** What you are asked to do **
Write out each line from the data below that includes the word "boolean".

========================================

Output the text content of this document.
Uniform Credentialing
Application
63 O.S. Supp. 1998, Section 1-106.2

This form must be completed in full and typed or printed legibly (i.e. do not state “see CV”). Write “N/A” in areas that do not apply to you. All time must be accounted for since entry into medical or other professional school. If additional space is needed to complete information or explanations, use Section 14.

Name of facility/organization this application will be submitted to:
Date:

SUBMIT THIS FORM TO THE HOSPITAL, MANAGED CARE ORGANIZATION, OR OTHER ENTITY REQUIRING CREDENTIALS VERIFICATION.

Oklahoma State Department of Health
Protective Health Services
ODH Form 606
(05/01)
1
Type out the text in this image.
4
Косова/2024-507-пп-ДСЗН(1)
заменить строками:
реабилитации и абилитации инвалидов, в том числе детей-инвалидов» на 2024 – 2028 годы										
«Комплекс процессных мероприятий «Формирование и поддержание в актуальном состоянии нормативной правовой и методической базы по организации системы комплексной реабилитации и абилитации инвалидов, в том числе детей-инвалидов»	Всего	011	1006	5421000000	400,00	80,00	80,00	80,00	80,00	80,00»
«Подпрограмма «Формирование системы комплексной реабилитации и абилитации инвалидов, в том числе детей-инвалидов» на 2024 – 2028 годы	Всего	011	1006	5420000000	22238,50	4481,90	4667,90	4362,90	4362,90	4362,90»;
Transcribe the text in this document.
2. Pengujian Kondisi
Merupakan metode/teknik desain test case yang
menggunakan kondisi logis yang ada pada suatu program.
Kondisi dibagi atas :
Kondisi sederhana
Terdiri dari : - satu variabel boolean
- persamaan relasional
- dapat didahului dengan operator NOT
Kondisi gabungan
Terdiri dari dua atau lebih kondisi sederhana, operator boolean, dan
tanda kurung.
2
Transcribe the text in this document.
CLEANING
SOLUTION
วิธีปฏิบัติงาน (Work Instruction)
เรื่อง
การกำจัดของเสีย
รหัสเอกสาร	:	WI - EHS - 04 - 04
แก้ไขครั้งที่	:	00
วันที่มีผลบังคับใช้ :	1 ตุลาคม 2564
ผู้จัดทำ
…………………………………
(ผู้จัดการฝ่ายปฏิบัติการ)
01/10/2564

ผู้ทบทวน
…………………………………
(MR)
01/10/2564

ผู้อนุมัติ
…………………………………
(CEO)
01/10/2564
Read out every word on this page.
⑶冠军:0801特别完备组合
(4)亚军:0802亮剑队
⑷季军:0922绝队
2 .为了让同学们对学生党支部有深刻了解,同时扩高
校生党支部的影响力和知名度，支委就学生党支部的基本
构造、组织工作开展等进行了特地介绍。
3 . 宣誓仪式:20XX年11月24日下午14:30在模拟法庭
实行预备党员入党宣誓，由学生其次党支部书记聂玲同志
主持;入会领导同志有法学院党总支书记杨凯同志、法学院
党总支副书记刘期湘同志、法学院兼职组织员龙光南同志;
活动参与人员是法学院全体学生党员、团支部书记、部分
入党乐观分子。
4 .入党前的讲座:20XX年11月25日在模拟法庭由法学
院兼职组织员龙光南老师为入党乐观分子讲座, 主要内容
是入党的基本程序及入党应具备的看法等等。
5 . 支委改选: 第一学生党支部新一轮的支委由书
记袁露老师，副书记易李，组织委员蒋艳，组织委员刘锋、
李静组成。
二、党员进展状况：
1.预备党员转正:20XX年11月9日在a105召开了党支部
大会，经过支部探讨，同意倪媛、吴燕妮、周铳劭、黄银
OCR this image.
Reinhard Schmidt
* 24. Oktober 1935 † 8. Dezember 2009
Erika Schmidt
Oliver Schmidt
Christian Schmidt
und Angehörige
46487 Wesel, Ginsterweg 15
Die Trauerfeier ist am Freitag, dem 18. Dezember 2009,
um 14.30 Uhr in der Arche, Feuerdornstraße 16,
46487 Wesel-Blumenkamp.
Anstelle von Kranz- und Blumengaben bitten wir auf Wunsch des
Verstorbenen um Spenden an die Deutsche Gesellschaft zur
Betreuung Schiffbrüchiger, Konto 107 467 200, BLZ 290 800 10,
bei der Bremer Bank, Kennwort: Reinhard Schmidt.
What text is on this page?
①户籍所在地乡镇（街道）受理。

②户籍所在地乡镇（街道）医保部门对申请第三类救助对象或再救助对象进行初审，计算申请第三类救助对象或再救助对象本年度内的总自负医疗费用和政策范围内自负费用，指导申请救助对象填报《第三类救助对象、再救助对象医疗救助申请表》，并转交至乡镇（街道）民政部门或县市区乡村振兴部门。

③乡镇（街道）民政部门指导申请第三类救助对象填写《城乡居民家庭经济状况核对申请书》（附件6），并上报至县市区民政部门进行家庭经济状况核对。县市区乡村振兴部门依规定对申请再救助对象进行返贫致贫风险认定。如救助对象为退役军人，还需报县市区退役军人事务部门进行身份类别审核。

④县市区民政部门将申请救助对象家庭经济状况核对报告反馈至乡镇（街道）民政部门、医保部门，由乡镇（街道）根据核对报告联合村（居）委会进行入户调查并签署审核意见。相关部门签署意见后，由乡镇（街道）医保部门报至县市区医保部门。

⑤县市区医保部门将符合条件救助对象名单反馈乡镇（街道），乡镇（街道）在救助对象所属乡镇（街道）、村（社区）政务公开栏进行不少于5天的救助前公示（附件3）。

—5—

========================================

** Output below **
Terdiri dari : - satu variabel boolean
Terdiri dari dua atau lebih kondisi sederhana, operator boolean, dan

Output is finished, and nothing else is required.